Task to carry out: Only the pictures are left out: repeat the rest of the entries exactly.

Stored records:
'''

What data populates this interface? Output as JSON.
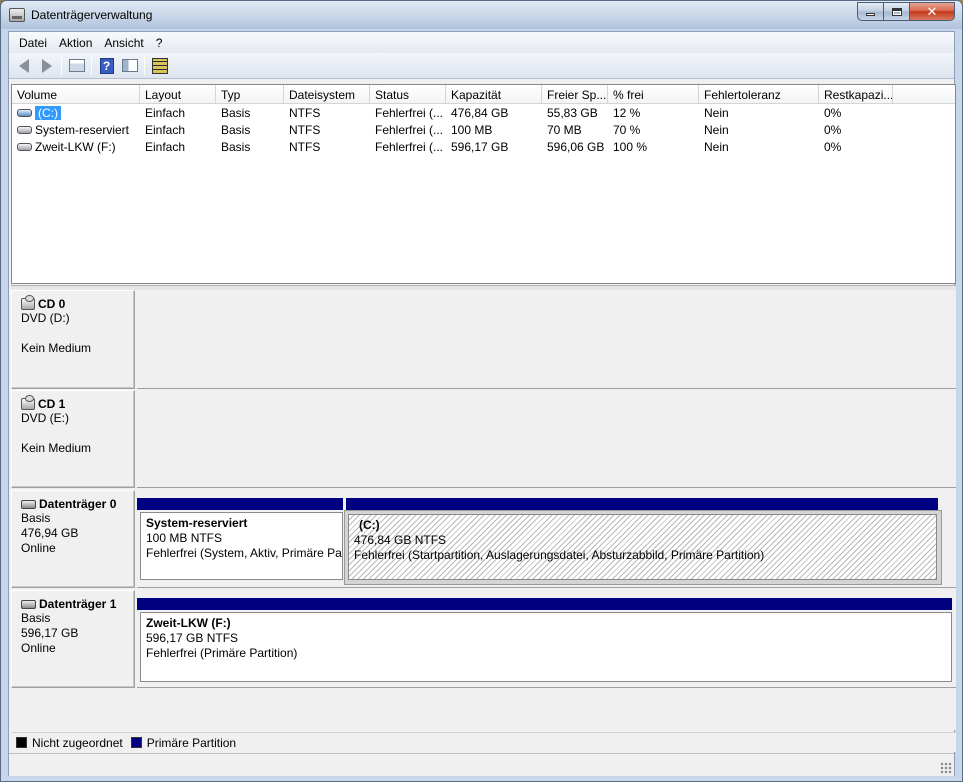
{
  "window": {
    "title": "Datenträgerverwaltung"
  },
  "menu": {
    "datei": "Datei",
    "aktion": "Aktion",
    "ansicht": "Ansicht",
    "hilfe": "?"
  },
  "toolbar": {
    "icons": [
      "back-arrow-icon",
      "forward-arrow-icon",
      "show-pane-icon",
      "help-icon",
      "properties-icon",
      "wizard-icon"
    ]
  },
  "volumes": {
    "columns": [
      "Volume",
      "Layout",
      "Typ",
      "Dateisystem",
      "Status",
      "Kapazität",
      "Freier Sp...",
      "% frei",
      "Fehlertoleranz",
      "Restkapazi..."
    ],
    "rows": [
      {
        "volume": "(C:)",
        "layout": "Einfach",
        "typ": "Basis",
        "dateisystem": "NTFS",
        "status": "Fehlerfrei (...",
        "kapazitaet": "476,84 GB",
        "frei": "55,83 GB",
        "pct": "12 %",
        "fehlertoleranz": "Nein",
        "rest": "0%"
      },
      {
        "volume": "System-reserviert",
        "layout": "Einfach",
        "typ": "Basis",
        "dateisystem": "NTFS",
        "status": "Fehlerfrei (...",
        "kapazitaet": "100 MB",
        "frei": "70 MB",
        "pct": "70 %",
        "fehlertoleranz": "Nein",
        "rest": "0%"
      },
      {
        "volume": "Zweit-LKW (F:)",
        "layout": "Einfach",
        "typ": "Basis",
        "dateisystem": "NTFS",
        "status": "Fehlerfrei (...",
        "kapazitaet": "596,17 GB",
        "frei": "596,06 GB",
        "pct": "100 %",
        "fehlertoleranz": "Nein",
        "rest": "0%"
      }
    ]
  },
  "disks": {
    "cd0": {
      "name": "CD 0",
      "type": "DVD (D:)",
      "state": "Kein Medium"
    },
    "cd1": {
      "name": "CD 1",
      "type": "DVD (E:)",
      "state": "Kein Medium"
    },
    "disk0": {
      "name": "Datenträger 0",
      "type": "Basis",
      "size": "476,94 GB",
      "state": "Online",
      "partitions": [
        {
          "name": "System-reserviert",
          "size": "100 MB NTFS",
          "status": "Fehlerfrei (System, Aktiv, Primäre Par"
        },
        {
          "name": "(C:)",
          "size": "476,84 GB NTFS",
          "status": "Fehlerfrei (Startpartition, Auslagerungsdatei, Absturzabbild, Primäre Partition)"
        }
      ]
    },
    "disk1": {
      "name": "Datenträger 1",
      "type": "Basis",
      "size": "596,17 GB",
      "state": "Online",
      "partitions": [
        {
          "name": "Zweit-LKW  (F:)",
          "size": "596,17 GB NTFS",
          "status": "Fehlerfrei (Primäre Partition)"
        }
      ]
    }
  },
  "legend": {
    "unallocated": {
      "label": "Nicht zugeordnet",
      "color": "#000000"
    },
    "primary": {
      "label": "Primäre Partition",
      "color": "#000080"
    }
  }
}
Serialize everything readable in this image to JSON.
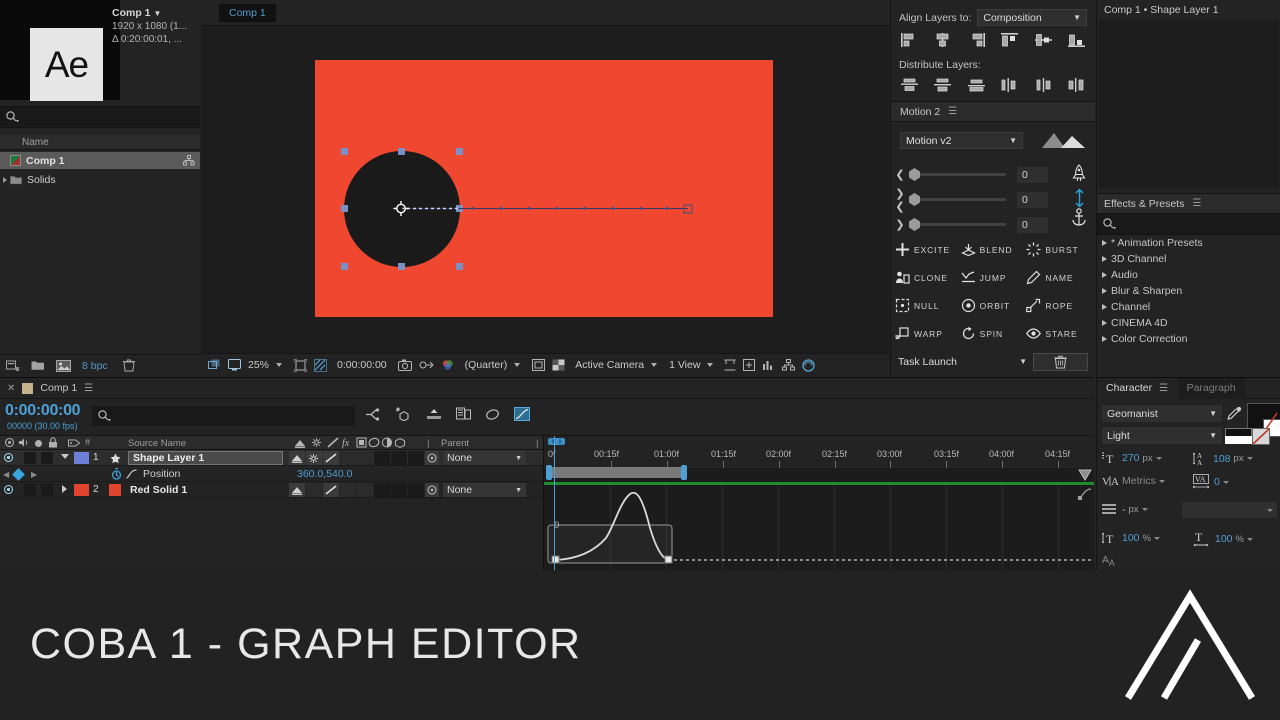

'''

Exercise output:
What data populates this interface? Output as JSON.
{
  "window": {
    "title": "Datenträgerverwaltung"
  },
  "menu": {
    "datei": "Datei",
    "aktion": "Aktion",
    "ansicht": "Ansicht",
    "hilfe": "?"
  },
  "toolbar": {
    "icons": [
      "back-arrow-icon",
      "forward-arrow-icon",
      "show-pane-icon",
      "help-icon",
      "properties-icon",
      "wizard-icon"
    ]
  },
  "volumes": {
    "columns": [
      "Volume",
      "Layout",
      "Typ",
      "Dateisystem",
      "Status",
      "Kapazität",
      "Freier Sp...",
      "% frei",
      "Fehlertoleranz",
      "Restkapazi..."
    ],
    "rows": [
      {
        "volume": "(C:)",
        "layout": "Einfach",
        "typ": "Basis",
        "dateisystem": "NTFS",
        "status": "Fehlerfrei (...",
        "kapazitaet": "476,84 GB",
        "frei": "55,83 GB",
        "pct": "12 %",
        "fehlertoleranz": "Nein",
        "rest": "0%"
      },
      {
        "volume": "System-reserviert",
        "layout": "Einfach",
        "typ": "Basis",
        "dateisystem": "NTFS",
        "status": "Fehlerfrei (...",
        "kapazitaet": "100 MB",
        "frei": "70 MB",
        "pct": "70 %",
        "fehlertoleranz": "Nein",
        "rest": "0%"
      },
      {
        "volume": "Zweit-LKW (F:)",
        "layout": "Einfach",
        "typ": "Basis",
        "dateisystem": "NTFS",
        "status": "Fehlerfrei (...",
        "kapazitaet": "596,17 GB",
        "frei": "596,06 GB",
        "pct": "100 %",
        "fehlertoleranz": "Nein",
        "rest": "0%"
      }
    ]
  },
  "disks": {
    "cd0": {
      "name": "CD 0",
      "type": "DVD (D:)",
      "state": "Kein Medium"
    },
    "cd1": {
      "name": "CD 1",
      "type": "DVD (E:)",
      "state": "Kein Medium"
    },
    "disk0": {
      "name": "Datenträger 0",
      "type": "Basis",
      "size": "476,94 GB",
      "state": "Online",
      "partitions": [
        {
          "name": "System-reserviert",
          "size": "100 MB NTFS",
          "status": "Fehlerfrei (System, Aktiv, Primäre Par"
        },
        {
          "name": "(C:)",
          "size": "476,84 GB NTFS",
          "status": "Fehlerfrei (Startpartition, Auslagerungsdatei, Absturzabbild, Primäre Partition)"
        }
      ]
    },
    "disk1": {
      "name": "Datenträger 1",
      "type": "Basis",
      "size": "596,17 GB",
      "state": "Online",
      "partitions": [
        {
          "name": "Zweit-LKW  (F:)",
          "size": "596,17 GB NTFS",
          "status": "Fehlerfrei (Primäre Partition)"
        }
      ]
    }
  },
  "legend": {
    "unallocated": {
      "label": "Nicht zugeordnet",
      "color": "#000000"
    },
    "primary": {
      "label": "Primäre Partition",
      "color": "#000080"
    }
  }
}
Serialize everything readable in this image to JSON.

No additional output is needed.